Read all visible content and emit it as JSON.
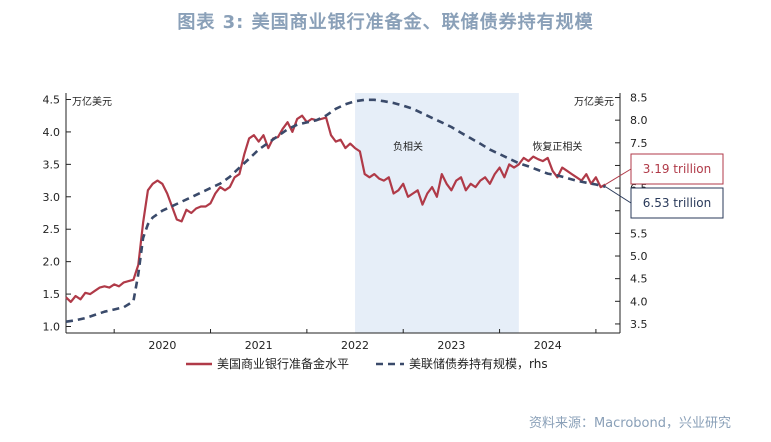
{
  "title": "图表 3:  美国商业银行准备金、联储债券持有规模",
  "source": "资料来源：Macrobond，兴业研究",
  "chart_data": {
    "type": "line",
    "left_unit": "万亿美元",
    "right_unit": "万亿美元",
    "left_ylim": [
      0.9,
      4.6
    ],
    "right_ylim": [
      3.3,
      8.6
    ],
    "left_ticks": [
      "1.0",
      "1.5",
      "2.0",
      "2.5",
      "3.0",
      "3.5",
      "4.0",
      "4.5"
    ],
    "right_ticks": [
      "3.5",
      "4.0",
      "4.5",
      "5.0",
      "5.5",
      "6.0",
      "6.5",
      "7.0",
      "7.5",
      "8.0",
      "8.5"
    ],
    "x_range": [
      2019.0,
      2024.75
    ],
    "x_labels": [
      {
        "x": 2020.0,
        "label": "2020"
      },
      {
        "x": 2021.0,
        "label": "2021"
      },
      {
        "x": 2022.0,
        "label": "2022"
      },
      {
        "x": 2023.0,
        "label": "2023"
      },
      {
        "x": 2024.0,
        "label": "2024"
      }
    ],
    "x_year_bounds": [
      2019.0,
      2019.5,
      2020.5,
      2021.5,
      2022.5,
      2023.5,
      2024.5
    ],
    "shaded_region": [
      2022.0,
      2023.7
    ],
    "annotations": [
      {
        "text": "负相关",
        "x": 2022.55,
        "y_left": 3.72
      },
      {
        "text": "恢复正相关",
        "x": 2024.1,
        "y_left": 3.72
      }
    ],
    "callouts": [
      {
        "text": "3.19 trillion",
        "series": 0,
        "color": "#b03a48"
      },
      {
        "text": "6.53 trillion",
        "series": 1,
        "color": "#2a3a5a"
      }
    ],
    "series": [
      {
        "name": "美国商业银行准备金水平",
        "axis": "left",
        "color": "#b03a48",
        "style": "solid",
        "points": [
          [
            2019.0,
            1.45
          ],
          [
            2019.05,
            1.38
          ],
          [
            2019.1,
            1.47
          ],
          [
            2019.15,
            1.42
          ],
          [
            2019.2,
            1.52
          ],
          [
            2019.25,
            1.5
          ],
          [
            2019.3,
            1.55
          ],
          [
            2019.35,
            1.6
          ],
          [
            2019.4,
            1.62
          ],
          [
            2019.45,
            1.6
          ],
          [
            2019.5,
            1.65
          ],
          [
            2019.55,
            1.62
          ],
          [
            2019.6,
            1.68
          ],
          [
            2019.65,
            1.7
          ],
          [
            2019.7,
            1.72
          ],
          [
            2019.75,
            1.95
          ],
          [
            2019.8,
            2.6
          ],
          [
            2019.85,
            3.1
          ],
          [
            2019.9,
            3.2
          ],
          [
            2019.95,
            3.25
          ],
          [
            2020.0,
            3.2
          ],
          [
            2020.05,
            3.05
          ],
          [
            2020.1,
            2.85
          ],
          [
            2020.15,
            2.65
          ],
          [
            2020.2,
            2.62
          ],
          [
            2020.25,
            2.8
          ],
          [
            2020.3,
            2.75
          ],
          [
            2020.35,
            2.82
          ],
          [
            2020.4,
            2.85
          ],
          [
            2020.45,
            2.85
          ],
          [
            2020.5,
            2.9
          ],
          [
            2020.55,
            3.05
          ],
          [
            2020.6,
            3.15
          ],
          [
            2020.65,
            3.1
          ],
          [
            2020.7,
            3.15
          ],
          [
            2020.75,
            3.3
          ],
          [
            2020.8,
            3.35
          ],
          [
            2020.85,
            3.65
          ],
          [
            2020.9,
            3.9
          ],
          [
            2020.95,
            3.95
          ],
          [
            2021.0,
            3.85
          ],
          [
            2021.05,
            3.95
          ],
          [
            2021.1,
            3.75
          ],
          [
            2021.15,
            3.9
          ],
          [
            2021.2,
            3.92
          ],
          [
            2021.25,
            4.05
          ],
          [
            2021.3,
            4.15
          ],
          [
            2021.35,
            4.0
          ],
          [
            2021.4,
            4.2
          ],
          [
            2021.45,
            4.25
          ],
          [
            2021.5,
            4.15
          ],
          [
            2021.55,
            4.2
          ],
          [
            2021.6,
            4.18
          ],
          [
            2021.65,
            4.2
          ],
          [
            2021.7,
            4.22
          ],
          [
            2021.75,
            3.95
          ],
          [
            2021.8,
            3.85
          ],
          [
            2021.85,
            3.88
          ],
          [
            2021.9,
            3.75
          ],
          [
            2021.95,
            3.82
          ],
          [
            2022.0,
            3.75
          ],
          [
            2022.05,
            3.7
          ],
          [
            2022.1,
            3.35
          ],
          [
            2022.15,
            3.3
          ],
          [
            2022.2,
            3.35
          ],
          [
            2022.25,
            3.28
          ],
          [
            2022.3,
            3.25
          ],
          [
            2022.35,
            3.3
          ],
          [
            2022.4,
            3.05
          ],
          [
            2022.45,
            3.1
          ],
          [
            2022.5,
            3.2
          ],
          [
            2022.55,
            3.0
          ],
          [
            2022.6,
            3.05
          ],
          [
            2022.65,
            3.1
          ],
          [
            2022.7,
            2.88
          ],
          [
            2022.75,
            3.05
          ],
          [
            2022.8,
            3.15
          ],
          [
            2022.85,
            3.0
          ],
          [
            2022.9,
            3.35
          ],
          [
            2022.95,
            3.2
          ],
          [
            2023.0,
            3.1
          ],
          [
            2023.05,
            3.25
          ],
          [
            2023.1,
            3.3
          ],
          [
            2023.15,
            3.1
          ],
          [
            2023.2,
            3.2
          ],
          [
            2023.25,
            3.15
          ],
          [
            2023.3,
            3.25
          ],
          [
            2023.35,
            3.3
          ],
          [
            2023.4,
            3.2
          ],
          [
            2023.45,
            3.35
          ],
          [
            2023.5,
            3.45
          ],
          [
            2023.55,
            3.3
          ],
          [
            2023.6,
            3.5
          ],
          [
            2023.65,
            3.45
          ],
          [
            2023.7,
            3.5
          ],
          [
            2023.75,
            3.6
          ],
          [
            2023.8,
            3.55
          ],
          [
            2023.85,
            3.62
          ],
          [
            2023.9,
            3.58
          ],
          [
            2023.95,
            3.55
          ],
          [
            2024.0,
            3.6
          ],
          [
            2024.05,
            3.4
          ],
          [
            2024.1,
            3.3
          ],
          [
            2024.15,
            3.45
          ],
          [
            2024.2,
            3.4
          ],
          [
            2024.25,
            3.35
          ],
          [
            2024.3,
            3.3
          ],
          [
            2024.35,
            3.25
          ],
          [
            2024.4,
            3.35
          ],
          [
            2024.45,
            3.2
          ],
          [
            2024.5,
            3.3
          ],
          [
            2024.55,
            3.15
          ],
          [
            2024.6,
            3.19
          ]
        ]
      },
      {
        "name": "美联储债券持有规模，rhs",
        "axis": "right",
        "color": "#3a4a6a",
        "style": "dashed",
        "points": [
          [
            2019.0,
            3.55
          ],
          [
            2019.1,
            3.58
          ],
          [
            2019.2,
            3.63
          ],
          [
            2019.3,
            3.7
          ],
          [
            2019.4,
            3.77
          ],
          [
            2019.5,
            3.82
          ],
          [
            2019.6,
            3.87
          ],
          [
            2019.7,
            4.0
          ],
          [
            2019.75,
            4.6
          ],
          [
            2019.8,
            5.4
          ],
          [
            2019.85,
            5.7
          ],
          [
            2019.9,
            5.85
          ],
          [
            2020.0,
            6.0
          ],
          [
            2020.1,
            6.1
          ],
          [
            2020.2,
            6.2
          ],
          [
            2020.3,
            6.3
          ],
          [
            2020.4,
            6.4
          ],
          [
            2020.5,
            6.5
          ],
          [
            2020.6,
            6.6
          ],
          [
            2020.7,
            6.75
          ],
          [
            2020.8,
            6.95
          ],
          [
            2020.9,
            7.15
          ],
          [
            2021.0,
            7.35
          ],
          [
            2021.1,
            7.5
          ],
          [
            2021.2,
            7.65
          ],
          [
            2021.3,
            7.8
          ],
          [
            2021.4,
            7.9
          ],
          [
            2021.5,
            7.95
          ],
          [
            2021.6,
            8.0
          ],
          [
            2021.7,
            8.1
          ],
          [
            2021.8,
            8.25
          ],
          [
            2021.9,
            8.35
          ],
          [
            2022.0,
            8.42
          ],
          [
            2022.1,
            8.45
          ],
          [
            2022.2,
            8.45
          ],
          [
            2022.3,
            8.42
          ],
          [
            2022.4,
            8.38
          ],
          [
            2022.5,
            8.32
          ],
          [
            2022.6,
            8.25
          ],
          [
            2022.7,
            8.15
          ],
          [
            2022.8,
            8.05
          ],
          [
            2022.9,
            7.95
          ],
          [
            2023.0,
            7.85
          ],
          [
            2023.1,
            7.72
          ],
          [
            2023.2,
            7.6
          ],
          [
            2023.3,
            7.48
          ],
          [
            2023.4,
            7.35
          ],
          [
            2023.5,
            7.25
          ],
          [
            2023.6,
            7.15
          ],
          [
            2023.7,
            7.05
          ],
          [
            2023.8,
            6.98
          ],
          [
            2023.9,
            6.9
          ],
          [
            2024.0,
            6.82
          ],
          [
            2024.1,
            6.78
          ],
          [
            2024.2,
            6.72
          ],
          [
            2024.3,
            6.66
          ],
          [
            2024.4,
            6.62
          ],
          [
            2024.5,
            6.58
          ],
          [
            2024.6,
            6.53
          ]
        ]
      }
    ]
  }
}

-*-*-

• PROBLEM STATEMENT
Tally the lines that hold the string "name" and state the total, nothing more.

• WRITTEN SOLUTION
2